▶ EXERCISE REQUIREMENTS
Please reproduce word for word the lines from the first one through the line containing "829, 874, 981]", including both of those lines.
+++ EXTRACTED RECORDS +++
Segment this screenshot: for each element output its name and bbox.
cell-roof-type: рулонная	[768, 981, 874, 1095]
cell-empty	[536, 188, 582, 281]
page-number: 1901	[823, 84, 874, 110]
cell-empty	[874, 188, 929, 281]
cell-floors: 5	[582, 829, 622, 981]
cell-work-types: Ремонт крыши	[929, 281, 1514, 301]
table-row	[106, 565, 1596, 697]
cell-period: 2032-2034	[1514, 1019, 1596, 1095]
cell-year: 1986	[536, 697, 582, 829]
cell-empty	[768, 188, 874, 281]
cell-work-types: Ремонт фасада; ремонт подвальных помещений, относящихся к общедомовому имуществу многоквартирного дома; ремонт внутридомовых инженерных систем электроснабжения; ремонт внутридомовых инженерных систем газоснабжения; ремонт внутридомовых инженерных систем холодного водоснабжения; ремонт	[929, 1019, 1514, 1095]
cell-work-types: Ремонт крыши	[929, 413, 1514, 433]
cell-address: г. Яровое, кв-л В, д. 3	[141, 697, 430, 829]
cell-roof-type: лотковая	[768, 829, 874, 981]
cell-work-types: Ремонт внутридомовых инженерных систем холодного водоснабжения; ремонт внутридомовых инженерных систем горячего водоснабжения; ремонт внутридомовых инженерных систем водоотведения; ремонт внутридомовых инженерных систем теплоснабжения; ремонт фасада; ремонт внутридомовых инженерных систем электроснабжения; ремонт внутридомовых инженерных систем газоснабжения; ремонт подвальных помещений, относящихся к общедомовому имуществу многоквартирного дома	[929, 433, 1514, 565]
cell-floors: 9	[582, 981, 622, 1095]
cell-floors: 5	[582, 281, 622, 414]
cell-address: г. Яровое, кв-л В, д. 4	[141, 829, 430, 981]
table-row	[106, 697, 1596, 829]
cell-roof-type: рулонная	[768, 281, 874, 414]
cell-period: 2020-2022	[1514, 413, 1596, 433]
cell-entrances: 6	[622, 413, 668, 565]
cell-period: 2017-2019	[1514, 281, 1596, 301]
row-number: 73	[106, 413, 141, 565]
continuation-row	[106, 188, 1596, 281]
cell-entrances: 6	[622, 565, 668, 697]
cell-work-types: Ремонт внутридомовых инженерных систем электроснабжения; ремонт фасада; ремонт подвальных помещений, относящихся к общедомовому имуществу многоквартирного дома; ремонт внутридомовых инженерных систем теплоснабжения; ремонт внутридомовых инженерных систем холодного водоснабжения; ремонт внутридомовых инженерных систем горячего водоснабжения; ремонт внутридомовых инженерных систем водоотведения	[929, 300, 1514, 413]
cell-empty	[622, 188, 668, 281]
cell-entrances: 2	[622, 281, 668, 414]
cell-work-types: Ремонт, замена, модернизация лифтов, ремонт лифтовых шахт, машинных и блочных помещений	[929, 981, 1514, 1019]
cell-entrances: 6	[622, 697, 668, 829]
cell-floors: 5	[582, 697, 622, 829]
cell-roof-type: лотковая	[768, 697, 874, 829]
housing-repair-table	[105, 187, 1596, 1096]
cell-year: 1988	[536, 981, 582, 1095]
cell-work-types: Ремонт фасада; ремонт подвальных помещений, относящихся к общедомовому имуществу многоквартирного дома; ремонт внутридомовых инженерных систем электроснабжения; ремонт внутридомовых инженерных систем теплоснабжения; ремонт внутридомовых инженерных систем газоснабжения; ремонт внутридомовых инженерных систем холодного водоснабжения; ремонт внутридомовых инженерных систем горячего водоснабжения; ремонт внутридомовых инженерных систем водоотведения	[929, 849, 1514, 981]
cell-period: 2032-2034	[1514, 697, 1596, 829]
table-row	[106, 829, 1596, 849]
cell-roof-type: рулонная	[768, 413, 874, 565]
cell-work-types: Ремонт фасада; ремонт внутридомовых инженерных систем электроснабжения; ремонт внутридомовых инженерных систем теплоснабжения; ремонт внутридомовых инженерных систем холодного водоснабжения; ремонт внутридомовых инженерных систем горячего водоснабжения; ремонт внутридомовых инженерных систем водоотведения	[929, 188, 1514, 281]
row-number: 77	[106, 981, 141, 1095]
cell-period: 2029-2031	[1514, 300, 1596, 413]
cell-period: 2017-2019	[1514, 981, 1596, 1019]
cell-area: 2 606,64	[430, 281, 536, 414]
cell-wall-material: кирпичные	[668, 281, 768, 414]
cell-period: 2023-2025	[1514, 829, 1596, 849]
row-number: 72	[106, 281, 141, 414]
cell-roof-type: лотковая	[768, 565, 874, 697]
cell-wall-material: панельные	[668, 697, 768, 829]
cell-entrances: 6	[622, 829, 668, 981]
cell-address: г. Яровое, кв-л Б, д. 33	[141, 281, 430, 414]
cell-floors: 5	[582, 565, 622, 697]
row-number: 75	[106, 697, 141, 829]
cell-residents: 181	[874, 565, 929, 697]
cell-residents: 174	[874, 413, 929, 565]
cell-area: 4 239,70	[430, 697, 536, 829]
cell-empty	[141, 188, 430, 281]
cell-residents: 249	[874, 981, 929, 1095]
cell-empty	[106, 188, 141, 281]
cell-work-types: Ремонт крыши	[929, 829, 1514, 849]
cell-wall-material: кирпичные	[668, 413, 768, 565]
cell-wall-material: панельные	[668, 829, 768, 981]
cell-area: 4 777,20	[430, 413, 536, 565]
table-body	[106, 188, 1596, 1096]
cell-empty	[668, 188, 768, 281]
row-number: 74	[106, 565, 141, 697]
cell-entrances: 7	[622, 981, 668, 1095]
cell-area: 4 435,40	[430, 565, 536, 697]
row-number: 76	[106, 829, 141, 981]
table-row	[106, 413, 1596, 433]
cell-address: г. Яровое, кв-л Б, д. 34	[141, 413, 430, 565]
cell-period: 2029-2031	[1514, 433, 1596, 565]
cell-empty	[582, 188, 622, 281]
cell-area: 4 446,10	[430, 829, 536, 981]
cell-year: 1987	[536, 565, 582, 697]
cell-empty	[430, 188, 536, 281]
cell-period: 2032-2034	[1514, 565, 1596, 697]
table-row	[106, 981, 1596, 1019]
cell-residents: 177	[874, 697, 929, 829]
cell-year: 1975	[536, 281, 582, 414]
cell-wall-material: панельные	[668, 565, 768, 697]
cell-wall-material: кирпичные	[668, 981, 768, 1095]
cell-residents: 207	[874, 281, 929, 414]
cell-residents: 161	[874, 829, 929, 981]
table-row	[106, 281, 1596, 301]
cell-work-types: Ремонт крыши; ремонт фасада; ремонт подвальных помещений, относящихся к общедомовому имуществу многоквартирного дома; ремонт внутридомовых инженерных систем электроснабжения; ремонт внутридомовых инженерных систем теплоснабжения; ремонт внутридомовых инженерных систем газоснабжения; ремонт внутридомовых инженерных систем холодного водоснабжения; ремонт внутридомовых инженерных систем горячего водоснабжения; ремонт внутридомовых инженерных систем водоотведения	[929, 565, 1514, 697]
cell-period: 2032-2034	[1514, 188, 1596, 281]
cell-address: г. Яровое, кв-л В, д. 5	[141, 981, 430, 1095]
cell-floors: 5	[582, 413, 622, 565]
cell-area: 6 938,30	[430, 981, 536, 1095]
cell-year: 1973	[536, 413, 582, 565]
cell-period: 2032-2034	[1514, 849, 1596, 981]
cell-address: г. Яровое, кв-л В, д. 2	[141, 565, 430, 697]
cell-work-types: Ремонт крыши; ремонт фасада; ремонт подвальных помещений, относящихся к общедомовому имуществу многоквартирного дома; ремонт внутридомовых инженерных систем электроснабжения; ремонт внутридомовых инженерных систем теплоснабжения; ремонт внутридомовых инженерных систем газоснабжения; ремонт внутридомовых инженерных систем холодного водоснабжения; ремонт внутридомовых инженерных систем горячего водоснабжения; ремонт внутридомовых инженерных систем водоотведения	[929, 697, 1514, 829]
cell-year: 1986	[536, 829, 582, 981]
+++
▶ RESPONSE
Segment this screenshot: for each element output its name and bbox.
cell-roof-type: рулонная	[768, 981, 874, 1095]
cell-empty	[536, 188, 582, 281]
page-number: 1901	[823, 84, 874, 110]
cell-empty	[874, 188, 929, 281]
cell-floors: 5	[582, 829, 622, 981]
cell-work-types: Ремонт крыши	[929, 281, 1514, 301]
table-row	[106, 565, 1596, 697]
cell-period: 2032-2034	[1514, 1019, 1596, 1095]
cell-year: 1986	[536, 697, 582, 829]
cell-empty	[768, 188, 874, 281]
cell-work-types: Ремонт фасада; ремонт подвальных помещений, относящихся к общедомовому имуществу многоквартирного дома; ремонт внутридомовых инженерных систем электроснабжения; ремонт внутридомовых инженерных систем газоснабжения; ремонт внутридомовых инженерных систем холодного водоснабжения; ремонт	[929, 1019, 1514, 1095]
cell-work-types: Ремонт крыши	[929, 413, 1514, 433]
cell-address: г. Яровое, кв-л В, д. 3	[141, 697, 430, 829]
cell-roof-type: лотковая	[768, 829, 874, 981]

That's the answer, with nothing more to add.